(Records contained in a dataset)
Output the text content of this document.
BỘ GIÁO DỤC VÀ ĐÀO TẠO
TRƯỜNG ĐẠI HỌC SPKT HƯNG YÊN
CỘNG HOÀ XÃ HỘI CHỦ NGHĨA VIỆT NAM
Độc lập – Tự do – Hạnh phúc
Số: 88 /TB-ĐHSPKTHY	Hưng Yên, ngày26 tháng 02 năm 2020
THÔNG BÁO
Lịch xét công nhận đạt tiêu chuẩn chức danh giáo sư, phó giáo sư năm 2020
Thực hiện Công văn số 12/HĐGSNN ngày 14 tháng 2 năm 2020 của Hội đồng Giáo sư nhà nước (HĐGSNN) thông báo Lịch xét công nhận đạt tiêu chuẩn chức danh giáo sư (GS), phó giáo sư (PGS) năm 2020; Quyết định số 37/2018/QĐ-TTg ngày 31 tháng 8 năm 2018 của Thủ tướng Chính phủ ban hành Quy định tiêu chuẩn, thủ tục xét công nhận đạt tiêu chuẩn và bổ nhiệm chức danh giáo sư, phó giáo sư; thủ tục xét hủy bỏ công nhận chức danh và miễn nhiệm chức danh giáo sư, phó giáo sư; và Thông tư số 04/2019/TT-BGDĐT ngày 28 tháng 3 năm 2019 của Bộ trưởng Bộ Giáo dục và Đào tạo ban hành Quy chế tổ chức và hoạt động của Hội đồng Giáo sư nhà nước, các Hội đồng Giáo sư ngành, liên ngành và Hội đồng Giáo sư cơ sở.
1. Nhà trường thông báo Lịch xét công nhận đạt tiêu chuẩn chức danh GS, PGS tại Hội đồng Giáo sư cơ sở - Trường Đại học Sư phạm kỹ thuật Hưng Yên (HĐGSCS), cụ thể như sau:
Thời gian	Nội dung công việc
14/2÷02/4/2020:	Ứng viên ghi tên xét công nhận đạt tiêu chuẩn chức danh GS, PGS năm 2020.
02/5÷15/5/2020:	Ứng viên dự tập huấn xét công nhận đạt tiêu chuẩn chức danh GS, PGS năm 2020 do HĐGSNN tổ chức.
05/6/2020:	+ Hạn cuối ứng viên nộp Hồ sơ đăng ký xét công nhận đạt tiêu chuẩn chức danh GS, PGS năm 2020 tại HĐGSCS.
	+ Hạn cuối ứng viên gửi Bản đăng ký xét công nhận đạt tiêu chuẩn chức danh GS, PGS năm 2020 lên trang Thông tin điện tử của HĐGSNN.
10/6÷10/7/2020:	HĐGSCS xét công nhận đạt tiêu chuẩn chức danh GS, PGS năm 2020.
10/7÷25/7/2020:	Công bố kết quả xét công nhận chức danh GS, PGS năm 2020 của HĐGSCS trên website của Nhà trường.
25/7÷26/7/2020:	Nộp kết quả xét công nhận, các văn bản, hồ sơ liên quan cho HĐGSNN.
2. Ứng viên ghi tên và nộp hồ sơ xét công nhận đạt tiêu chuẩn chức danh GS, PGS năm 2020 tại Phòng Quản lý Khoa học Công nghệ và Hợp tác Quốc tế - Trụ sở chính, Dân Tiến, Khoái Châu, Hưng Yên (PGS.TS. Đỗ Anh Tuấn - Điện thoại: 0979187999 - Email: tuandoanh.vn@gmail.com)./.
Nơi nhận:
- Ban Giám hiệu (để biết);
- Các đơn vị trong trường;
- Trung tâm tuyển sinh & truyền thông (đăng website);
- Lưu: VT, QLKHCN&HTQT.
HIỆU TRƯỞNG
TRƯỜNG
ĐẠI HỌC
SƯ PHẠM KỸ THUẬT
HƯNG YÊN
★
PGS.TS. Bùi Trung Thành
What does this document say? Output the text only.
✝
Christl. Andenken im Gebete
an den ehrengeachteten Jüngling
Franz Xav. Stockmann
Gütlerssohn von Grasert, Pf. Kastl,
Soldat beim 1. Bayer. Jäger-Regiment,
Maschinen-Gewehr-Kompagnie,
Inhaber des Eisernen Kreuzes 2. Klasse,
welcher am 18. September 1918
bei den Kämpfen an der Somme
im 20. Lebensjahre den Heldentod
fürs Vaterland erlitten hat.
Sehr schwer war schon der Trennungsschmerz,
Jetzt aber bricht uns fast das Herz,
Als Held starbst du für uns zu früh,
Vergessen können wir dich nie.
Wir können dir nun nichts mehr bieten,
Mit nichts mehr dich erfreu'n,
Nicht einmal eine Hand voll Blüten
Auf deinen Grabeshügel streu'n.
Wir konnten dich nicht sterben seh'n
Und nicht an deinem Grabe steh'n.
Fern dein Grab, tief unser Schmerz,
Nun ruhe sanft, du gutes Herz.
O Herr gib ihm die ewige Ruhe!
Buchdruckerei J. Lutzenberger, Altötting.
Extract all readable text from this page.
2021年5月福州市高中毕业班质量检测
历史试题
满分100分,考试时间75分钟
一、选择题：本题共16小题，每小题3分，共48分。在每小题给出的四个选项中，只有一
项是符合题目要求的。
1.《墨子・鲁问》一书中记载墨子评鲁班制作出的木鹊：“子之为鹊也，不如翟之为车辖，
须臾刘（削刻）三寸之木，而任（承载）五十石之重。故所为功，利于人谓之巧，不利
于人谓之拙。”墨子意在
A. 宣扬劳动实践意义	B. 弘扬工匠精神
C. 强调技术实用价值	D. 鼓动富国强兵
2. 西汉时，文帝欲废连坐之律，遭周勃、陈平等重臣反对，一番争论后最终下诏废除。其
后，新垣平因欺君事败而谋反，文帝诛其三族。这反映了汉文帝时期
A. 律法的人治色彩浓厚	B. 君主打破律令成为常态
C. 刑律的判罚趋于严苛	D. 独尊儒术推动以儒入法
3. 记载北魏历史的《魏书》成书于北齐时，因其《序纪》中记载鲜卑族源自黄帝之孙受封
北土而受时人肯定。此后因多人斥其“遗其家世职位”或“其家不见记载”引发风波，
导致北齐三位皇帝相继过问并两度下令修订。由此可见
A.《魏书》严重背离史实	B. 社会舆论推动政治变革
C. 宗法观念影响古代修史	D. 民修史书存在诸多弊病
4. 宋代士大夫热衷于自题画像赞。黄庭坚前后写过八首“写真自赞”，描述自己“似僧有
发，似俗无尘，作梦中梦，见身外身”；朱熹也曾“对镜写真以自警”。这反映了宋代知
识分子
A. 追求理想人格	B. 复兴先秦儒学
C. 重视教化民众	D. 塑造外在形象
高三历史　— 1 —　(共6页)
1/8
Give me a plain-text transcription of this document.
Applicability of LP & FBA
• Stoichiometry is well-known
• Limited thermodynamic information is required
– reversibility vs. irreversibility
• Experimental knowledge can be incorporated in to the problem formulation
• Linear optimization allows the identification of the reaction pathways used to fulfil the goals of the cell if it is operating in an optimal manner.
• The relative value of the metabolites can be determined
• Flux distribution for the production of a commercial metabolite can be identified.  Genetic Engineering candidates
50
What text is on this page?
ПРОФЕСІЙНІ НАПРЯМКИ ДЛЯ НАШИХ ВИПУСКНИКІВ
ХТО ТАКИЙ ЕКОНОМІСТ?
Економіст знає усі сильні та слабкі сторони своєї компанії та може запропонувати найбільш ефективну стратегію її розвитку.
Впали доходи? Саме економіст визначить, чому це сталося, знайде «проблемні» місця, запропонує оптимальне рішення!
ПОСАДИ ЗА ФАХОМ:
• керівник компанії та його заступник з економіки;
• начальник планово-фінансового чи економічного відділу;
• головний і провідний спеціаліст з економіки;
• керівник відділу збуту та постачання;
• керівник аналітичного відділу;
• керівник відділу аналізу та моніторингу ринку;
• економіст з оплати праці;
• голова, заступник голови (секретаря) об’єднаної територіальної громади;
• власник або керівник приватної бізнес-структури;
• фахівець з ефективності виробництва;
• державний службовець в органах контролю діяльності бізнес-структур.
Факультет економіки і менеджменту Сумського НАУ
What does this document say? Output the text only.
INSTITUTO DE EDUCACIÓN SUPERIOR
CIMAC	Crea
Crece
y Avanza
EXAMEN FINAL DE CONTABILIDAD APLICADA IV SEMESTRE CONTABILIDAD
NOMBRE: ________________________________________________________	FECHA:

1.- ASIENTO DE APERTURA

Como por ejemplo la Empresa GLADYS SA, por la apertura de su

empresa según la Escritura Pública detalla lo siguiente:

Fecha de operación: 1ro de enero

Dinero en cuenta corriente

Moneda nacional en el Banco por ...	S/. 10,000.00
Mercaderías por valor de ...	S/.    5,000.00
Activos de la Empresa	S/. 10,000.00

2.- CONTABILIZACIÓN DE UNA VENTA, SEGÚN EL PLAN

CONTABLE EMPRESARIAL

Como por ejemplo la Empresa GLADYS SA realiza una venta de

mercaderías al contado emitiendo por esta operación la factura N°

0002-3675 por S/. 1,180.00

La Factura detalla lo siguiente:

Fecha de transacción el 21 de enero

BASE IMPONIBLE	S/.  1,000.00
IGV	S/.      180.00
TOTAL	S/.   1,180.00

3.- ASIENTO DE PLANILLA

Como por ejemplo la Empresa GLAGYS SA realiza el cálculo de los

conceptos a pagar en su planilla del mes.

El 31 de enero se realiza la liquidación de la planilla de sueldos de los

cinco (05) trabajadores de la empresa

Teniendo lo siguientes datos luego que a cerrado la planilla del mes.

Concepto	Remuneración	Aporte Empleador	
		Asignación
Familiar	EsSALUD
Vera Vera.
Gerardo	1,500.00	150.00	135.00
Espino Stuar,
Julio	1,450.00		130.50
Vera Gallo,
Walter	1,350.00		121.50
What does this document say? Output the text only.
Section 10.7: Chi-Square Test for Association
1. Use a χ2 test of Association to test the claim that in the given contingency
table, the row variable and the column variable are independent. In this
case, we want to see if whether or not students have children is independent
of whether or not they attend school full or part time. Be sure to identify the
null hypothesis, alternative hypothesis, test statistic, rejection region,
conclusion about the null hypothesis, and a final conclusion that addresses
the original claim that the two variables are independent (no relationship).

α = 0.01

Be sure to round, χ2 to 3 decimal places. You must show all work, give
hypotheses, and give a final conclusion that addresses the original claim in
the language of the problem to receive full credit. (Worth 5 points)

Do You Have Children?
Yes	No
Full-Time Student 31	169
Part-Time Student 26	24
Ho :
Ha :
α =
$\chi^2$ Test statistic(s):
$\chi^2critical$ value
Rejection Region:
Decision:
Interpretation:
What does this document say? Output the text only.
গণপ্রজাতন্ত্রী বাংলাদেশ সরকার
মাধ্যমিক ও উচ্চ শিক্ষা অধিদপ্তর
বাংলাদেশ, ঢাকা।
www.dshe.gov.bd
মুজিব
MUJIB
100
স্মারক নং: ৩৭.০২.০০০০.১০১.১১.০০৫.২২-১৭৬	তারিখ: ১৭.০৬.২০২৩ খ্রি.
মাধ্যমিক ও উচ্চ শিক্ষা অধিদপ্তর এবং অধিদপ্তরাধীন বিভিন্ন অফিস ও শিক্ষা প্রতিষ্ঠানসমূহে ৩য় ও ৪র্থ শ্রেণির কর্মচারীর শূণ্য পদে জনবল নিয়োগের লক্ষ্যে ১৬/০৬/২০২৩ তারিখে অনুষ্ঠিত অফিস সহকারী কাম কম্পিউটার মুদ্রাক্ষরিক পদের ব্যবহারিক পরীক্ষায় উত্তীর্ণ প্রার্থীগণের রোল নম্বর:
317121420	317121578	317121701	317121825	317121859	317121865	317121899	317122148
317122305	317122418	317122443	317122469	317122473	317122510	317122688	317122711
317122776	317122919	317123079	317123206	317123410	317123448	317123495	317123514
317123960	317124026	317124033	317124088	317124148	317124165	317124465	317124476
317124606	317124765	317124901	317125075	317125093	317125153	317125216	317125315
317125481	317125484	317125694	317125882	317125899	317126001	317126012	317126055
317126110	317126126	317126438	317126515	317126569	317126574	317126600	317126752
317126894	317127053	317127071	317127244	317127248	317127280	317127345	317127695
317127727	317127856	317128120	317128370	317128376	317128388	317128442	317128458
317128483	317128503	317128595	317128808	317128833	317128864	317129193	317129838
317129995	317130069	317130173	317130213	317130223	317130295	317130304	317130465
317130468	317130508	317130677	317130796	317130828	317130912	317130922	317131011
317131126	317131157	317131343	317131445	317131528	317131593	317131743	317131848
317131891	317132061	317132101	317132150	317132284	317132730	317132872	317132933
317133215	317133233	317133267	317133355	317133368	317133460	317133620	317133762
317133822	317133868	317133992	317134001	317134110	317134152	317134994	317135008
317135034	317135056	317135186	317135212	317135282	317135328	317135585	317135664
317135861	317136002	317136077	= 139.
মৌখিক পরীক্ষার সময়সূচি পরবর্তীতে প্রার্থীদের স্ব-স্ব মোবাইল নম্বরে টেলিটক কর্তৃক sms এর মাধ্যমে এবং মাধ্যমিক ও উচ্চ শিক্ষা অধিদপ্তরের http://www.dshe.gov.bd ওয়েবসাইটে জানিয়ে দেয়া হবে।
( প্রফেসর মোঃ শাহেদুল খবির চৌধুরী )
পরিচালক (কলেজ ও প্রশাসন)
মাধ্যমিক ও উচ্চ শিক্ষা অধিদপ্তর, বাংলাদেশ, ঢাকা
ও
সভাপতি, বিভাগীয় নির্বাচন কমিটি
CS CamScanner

The request
Scan the records above, count the lines with "value" in them, and give only the number.

Written solution
2